- _Task to carry out_
Copy out each line below that has the word "View" in it.

— START —

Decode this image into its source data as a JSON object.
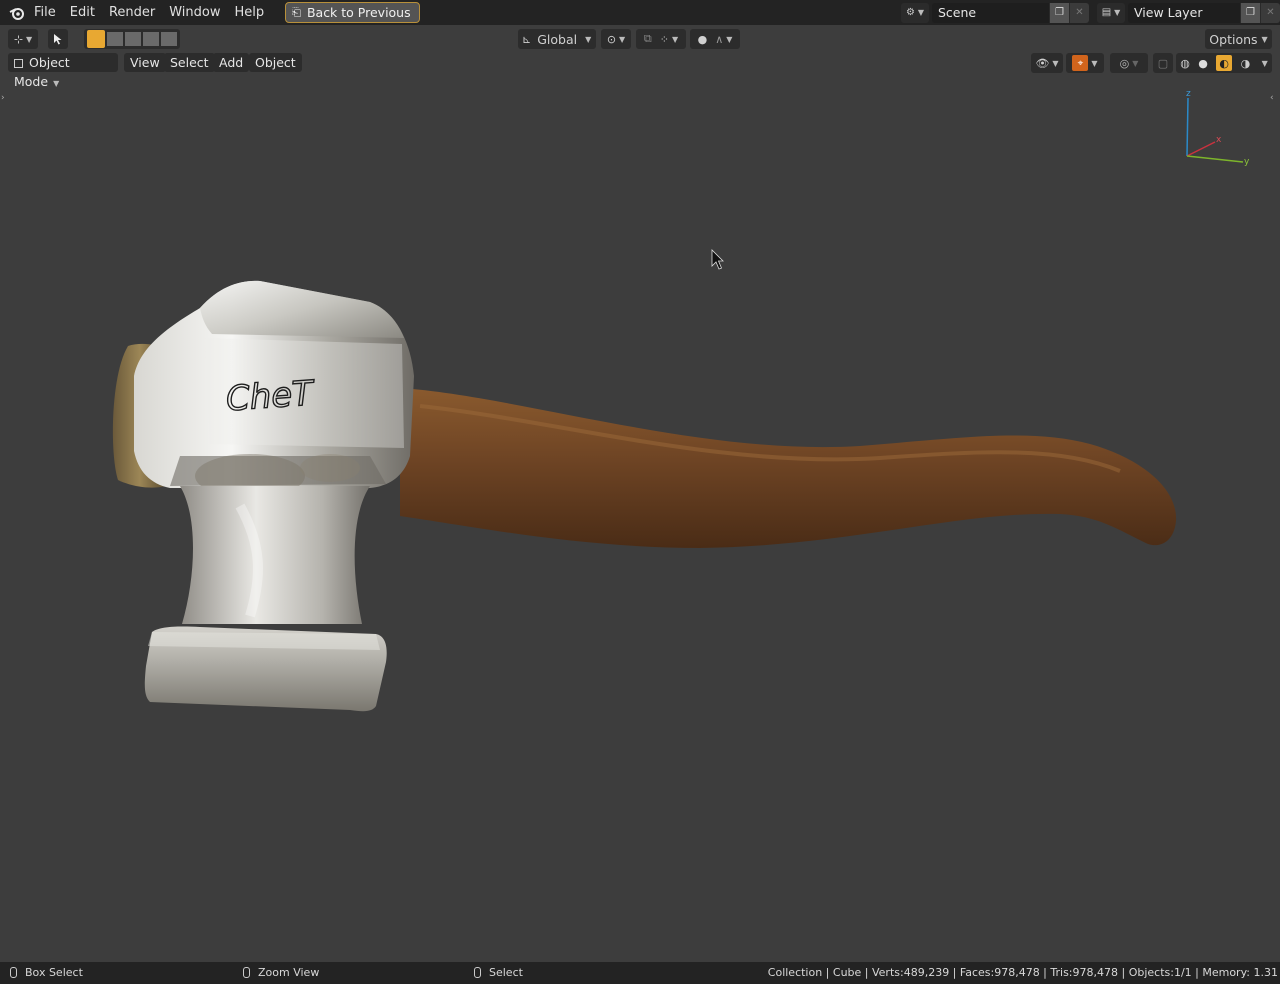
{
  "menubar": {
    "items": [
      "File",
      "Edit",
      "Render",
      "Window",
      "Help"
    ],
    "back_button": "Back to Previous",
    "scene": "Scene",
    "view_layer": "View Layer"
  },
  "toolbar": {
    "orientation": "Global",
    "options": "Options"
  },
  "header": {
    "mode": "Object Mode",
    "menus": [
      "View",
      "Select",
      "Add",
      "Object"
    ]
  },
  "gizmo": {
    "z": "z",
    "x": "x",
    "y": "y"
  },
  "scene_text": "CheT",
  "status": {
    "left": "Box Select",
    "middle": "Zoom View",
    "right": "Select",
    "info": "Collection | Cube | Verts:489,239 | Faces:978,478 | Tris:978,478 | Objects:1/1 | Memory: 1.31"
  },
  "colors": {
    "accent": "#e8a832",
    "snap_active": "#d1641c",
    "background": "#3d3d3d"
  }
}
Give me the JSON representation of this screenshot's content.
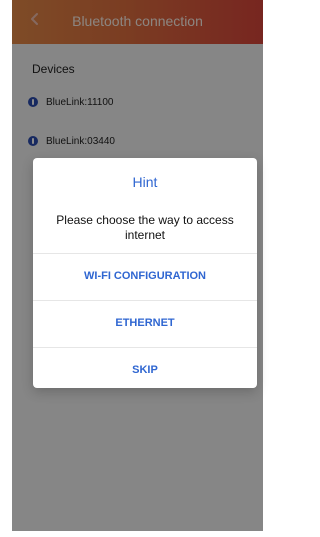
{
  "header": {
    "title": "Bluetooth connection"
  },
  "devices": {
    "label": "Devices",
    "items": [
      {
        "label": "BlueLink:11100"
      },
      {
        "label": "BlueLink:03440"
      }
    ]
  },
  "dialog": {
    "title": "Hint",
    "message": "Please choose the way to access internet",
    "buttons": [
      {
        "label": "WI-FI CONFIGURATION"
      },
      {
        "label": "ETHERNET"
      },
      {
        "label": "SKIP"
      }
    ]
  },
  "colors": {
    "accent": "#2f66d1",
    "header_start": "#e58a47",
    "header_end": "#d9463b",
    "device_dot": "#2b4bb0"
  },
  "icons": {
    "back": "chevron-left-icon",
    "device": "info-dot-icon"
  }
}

— END —

- _Answer to this task_
    "view_layer": "View Layer"
      "View",
    "middle": "Zoom View",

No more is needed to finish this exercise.